Dataset records
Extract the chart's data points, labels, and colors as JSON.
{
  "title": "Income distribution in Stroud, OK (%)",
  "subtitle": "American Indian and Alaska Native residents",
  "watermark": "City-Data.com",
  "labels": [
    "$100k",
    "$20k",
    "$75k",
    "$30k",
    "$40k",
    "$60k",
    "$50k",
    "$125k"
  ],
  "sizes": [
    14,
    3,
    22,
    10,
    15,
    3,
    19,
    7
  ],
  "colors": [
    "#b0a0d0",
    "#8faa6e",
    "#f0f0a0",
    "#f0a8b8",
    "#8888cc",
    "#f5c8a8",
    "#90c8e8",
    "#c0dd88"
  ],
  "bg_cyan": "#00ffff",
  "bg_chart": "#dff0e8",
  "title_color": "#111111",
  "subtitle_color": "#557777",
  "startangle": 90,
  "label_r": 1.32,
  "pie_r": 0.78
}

**WORK TO COMPLETE:**
Make an exact copy of the records.

**CORRECT RESULT:**
Extract the chart's data points, labels, and colors as JSON.
{
  "title": "Income distribution in Stroud, OK (%)",
  "subtitle": "American Indian and Alaska Native residents",
  "watermark": "City-Data.com",
  "labels": [
    "$100k",
    "$20k",
    "$75k",
    "$30k",
    "$40k",
    "$60k",
    "$50k",
    "$125k"
  ],
  "sizes": [
    14,
    3,
    22,
    10,
    15,
    3,
    19,
    7
  ],
  "colors": [
    "#b0a0d0",
    "#8faa6e",
    "#f0f0a0",
    "#f0a8b8",
    "#8888cc",
    "#f5c8a8",
    "#90c8e8",
    "#c0dd88"
  ],
  "bg_cyan": "#00ffff",
  "bg_chart": "#dff0e8",
  "title_color": "#111111",
  "subtitle_color": "#557777",
  "startangle": 90,
  "label_r": 1.32,
  "pie_r": 0.78
}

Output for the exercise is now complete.